== PROVIDED TEXT ==

A) **Indexing** (preprocessing and indexing options)

In [None]:
#code, statistics and/or charts here

imports

In [None]:
import time 
from typing import Union
import nltk
import numpy as np
import math
import torch
import sklearn
from nltk.tokenize import RegexpTokenizer
from nltk.corpus import stopwords
from nltk.stem import WordNetLemmatizer 
from collections import Counter, defaultdict
from tabulate import tabulate
from transformers import BertTokenizer, BertModel

In [None]:
# flatten list to get uncategorized collection 
def flatten(lists) -> list: 
    return [element for sublist in lists for element in sublist]

articles = flatten(categorized_articles)
N = len(articles)
dict_path_to_articleID = {path:i for i, path in enumerate(file_paths)}

def map_path_to_articleID(path):
    path = os.path.normpath(path)
    return dict_path_to_articleID.get(path)

In [None]:
N

# Inverted Index Structure 
 
Each term points to a dictionary of document identifier and the term frequency in the document.

t1 -> {doc1: TF, doc5: TF, ...}\
t2 -> {doc7: TF, doc8: TF, ...}\
...
t2 -> [DF, {doc7: [TF_(t2, doc7), {s1: TF, s4: TF, ...}], doc8: [TF_(t2, doc8), {s2: TF, s4: TF, ...}], ...}]\

use class structure

TODO: 
* Optimize structure?
    * Is there a more efficient way? 
    * Add maybe pointers to sentences and their term frequency? -> Faster?

In [None]:
max_width = 20

In [None]:
class TermFrequencies: 
    def __init__(self) -> None:
        self.tf_d_t = 0
        self.sent_tf = list()

    def add_sentence(self, sent_number, term_frequency):
        self.sent_tf.append((sent_number, term_frequency))
    
    def __repr__(self):
        padding = 5 - len(str(self.tf_d_t))
        return f'TF_d_t: {self.tf_d_t}{" " * padding}TF_per_sentence: {self.sent_tf}'

In [None]:
class InvertedIndexEntry:
    def __init__(self) -> None:
        self.df_term = 0
        self.term_dict = defaultdict(TermFrequencies)

== REQUIRED TASKS ==
1) In the indexing notebook, what does each term point to in the inverted index structure?
2) Carry on the indexing notebook from its last line of code.

Records from a data source:
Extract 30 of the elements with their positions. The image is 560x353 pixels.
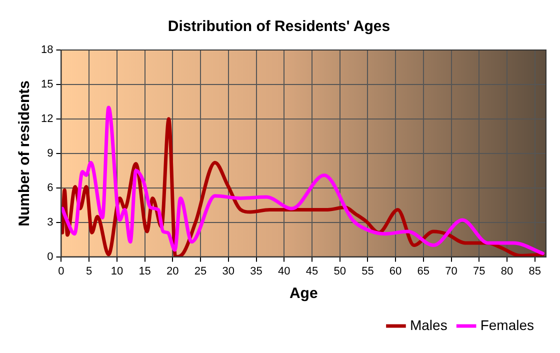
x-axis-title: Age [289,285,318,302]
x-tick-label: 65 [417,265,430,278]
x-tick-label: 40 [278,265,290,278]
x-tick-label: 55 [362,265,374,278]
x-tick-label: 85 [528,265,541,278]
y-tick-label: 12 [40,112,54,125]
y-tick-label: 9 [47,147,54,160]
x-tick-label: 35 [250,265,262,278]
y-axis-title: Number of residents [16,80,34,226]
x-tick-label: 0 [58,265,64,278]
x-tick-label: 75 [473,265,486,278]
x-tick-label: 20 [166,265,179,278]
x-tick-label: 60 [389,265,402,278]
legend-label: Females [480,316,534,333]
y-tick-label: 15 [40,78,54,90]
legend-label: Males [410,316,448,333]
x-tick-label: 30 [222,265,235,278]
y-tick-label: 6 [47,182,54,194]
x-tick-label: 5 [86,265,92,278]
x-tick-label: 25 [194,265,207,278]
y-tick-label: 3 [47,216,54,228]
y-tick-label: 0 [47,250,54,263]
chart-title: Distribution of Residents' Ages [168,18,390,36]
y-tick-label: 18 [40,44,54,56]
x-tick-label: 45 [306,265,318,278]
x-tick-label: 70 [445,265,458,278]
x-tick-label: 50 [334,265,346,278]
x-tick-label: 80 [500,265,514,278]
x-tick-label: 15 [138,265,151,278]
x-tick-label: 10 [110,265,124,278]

...

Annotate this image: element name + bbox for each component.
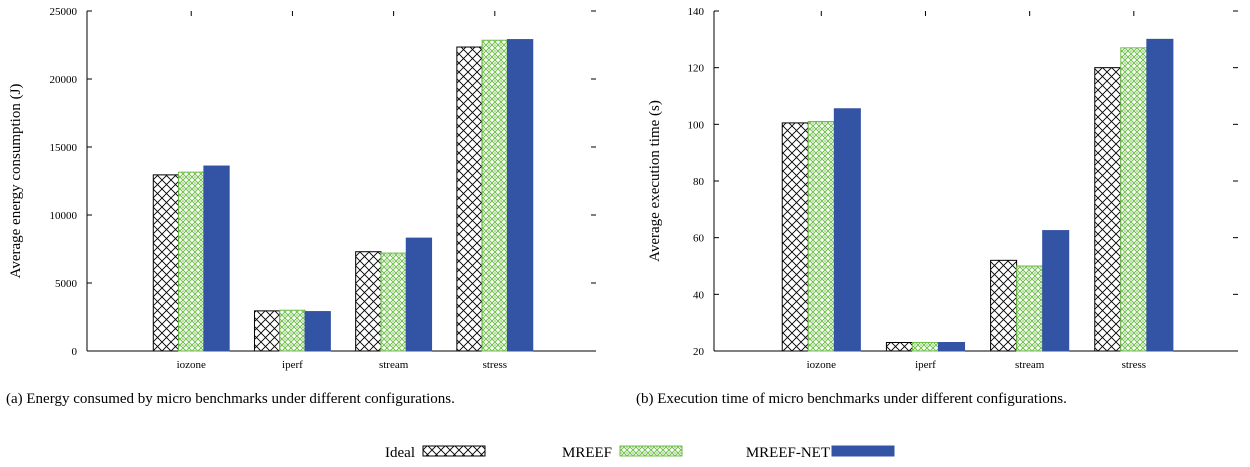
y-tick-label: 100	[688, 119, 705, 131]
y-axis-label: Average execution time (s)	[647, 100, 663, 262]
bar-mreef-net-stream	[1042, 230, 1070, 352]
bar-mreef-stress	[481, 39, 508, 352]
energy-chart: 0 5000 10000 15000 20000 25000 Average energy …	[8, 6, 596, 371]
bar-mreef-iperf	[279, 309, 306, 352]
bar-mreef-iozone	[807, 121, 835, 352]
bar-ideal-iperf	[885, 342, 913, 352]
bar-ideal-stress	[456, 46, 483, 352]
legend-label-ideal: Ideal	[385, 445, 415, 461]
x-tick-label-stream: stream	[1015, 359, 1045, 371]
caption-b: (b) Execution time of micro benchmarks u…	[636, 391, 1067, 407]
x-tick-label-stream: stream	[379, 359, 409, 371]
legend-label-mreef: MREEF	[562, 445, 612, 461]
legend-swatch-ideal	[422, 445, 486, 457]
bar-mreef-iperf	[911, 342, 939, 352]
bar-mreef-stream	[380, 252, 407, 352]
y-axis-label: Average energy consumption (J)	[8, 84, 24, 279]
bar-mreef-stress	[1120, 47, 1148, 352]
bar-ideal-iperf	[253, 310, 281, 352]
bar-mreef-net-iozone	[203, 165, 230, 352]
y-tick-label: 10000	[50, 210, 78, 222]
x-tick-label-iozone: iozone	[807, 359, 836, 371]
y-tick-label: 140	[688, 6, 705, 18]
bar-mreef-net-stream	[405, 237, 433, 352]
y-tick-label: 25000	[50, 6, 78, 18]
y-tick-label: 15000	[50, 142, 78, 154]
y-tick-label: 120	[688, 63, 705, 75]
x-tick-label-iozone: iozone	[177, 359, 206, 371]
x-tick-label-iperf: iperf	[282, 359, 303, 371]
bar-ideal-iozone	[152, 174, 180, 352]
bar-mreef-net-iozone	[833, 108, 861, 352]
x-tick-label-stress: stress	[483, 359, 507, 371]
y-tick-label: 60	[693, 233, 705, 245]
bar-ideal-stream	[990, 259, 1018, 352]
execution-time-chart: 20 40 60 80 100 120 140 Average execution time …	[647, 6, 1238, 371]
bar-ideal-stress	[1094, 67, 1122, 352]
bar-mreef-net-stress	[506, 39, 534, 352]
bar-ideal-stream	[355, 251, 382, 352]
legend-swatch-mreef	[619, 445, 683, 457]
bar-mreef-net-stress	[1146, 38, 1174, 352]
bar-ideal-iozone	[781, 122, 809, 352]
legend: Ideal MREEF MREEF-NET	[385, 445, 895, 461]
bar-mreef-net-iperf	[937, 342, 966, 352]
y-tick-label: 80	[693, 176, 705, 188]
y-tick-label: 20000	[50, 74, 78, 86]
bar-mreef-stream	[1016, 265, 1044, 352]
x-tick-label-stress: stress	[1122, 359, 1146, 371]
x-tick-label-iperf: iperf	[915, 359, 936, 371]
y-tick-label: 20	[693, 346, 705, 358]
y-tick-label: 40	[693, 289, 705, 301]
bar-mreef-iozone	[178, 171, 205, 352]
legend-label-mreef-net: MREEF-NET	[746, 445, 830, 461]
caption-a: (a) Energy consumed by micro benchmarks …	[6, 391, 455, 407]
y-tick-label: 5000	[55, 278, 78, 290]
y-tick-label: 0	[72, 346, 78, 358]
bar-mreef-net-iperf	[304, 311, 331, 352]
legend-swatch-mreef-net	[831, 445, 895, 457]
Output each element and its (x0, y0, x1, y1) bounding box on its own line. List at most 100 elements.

== ANSWERS BY TASK ==
1) A dictionary of document identifiers and the term frequency in each document.

2)
    
    def get_document(self, document):
        return self.term_dict.get(document, None)

    def get_or_default_document(self, document):
        return self.term_dict[document]

    def update_document(self, document, new_value):
        self.term_dict[document] = new_value
    
    def __repr__(self):
        out = f'Document Frequency: {self.df_term}\n {" " * (max_width+2)} Term frequencies:\n'
        for doc_number, tfs in self.term_dict.items():
            padding = 5 - len(str(doc_number))
            out += f'{" " * (max_width + 3)} Doc {doc_number}{" " * padding}→ {tfs}\n'
        return out
    
    def calculate_df(self):
        self.df_term = len(self.term_dict)

In [None]:
class InvertedIndex:
    def __init__(self, collection_size) -> None:
        self.inverted_index = defaultdict(InvertedIndexEntry)
        self.sentence_lengths = list()
        self.indexing_time = 0
        self.N = collection_size
    
    def __repr__(self):
        out = f'Time to index: {self.indexing_time}\nInverted Index:\n'
        for term, entry in self.inverted_index.items():
            padding = max_width - len(term)
            out += f'{term} {" " * padding} → {entry}\n'
        return out

    def get_or_default(self, term, document):
        return self.inverted_index[term].get_or_default_document(document)
    
    def update(self, term, document, new_value):
        self.inverted_index[term].update_document(document, new_value)
    
    def set_indexing_time(self, indexing_time):
        self.indexing_time = indexing_time
    
    def calculate_dfs(self):
        for entry in self.inverted_index.values():
            entry.calculate_df()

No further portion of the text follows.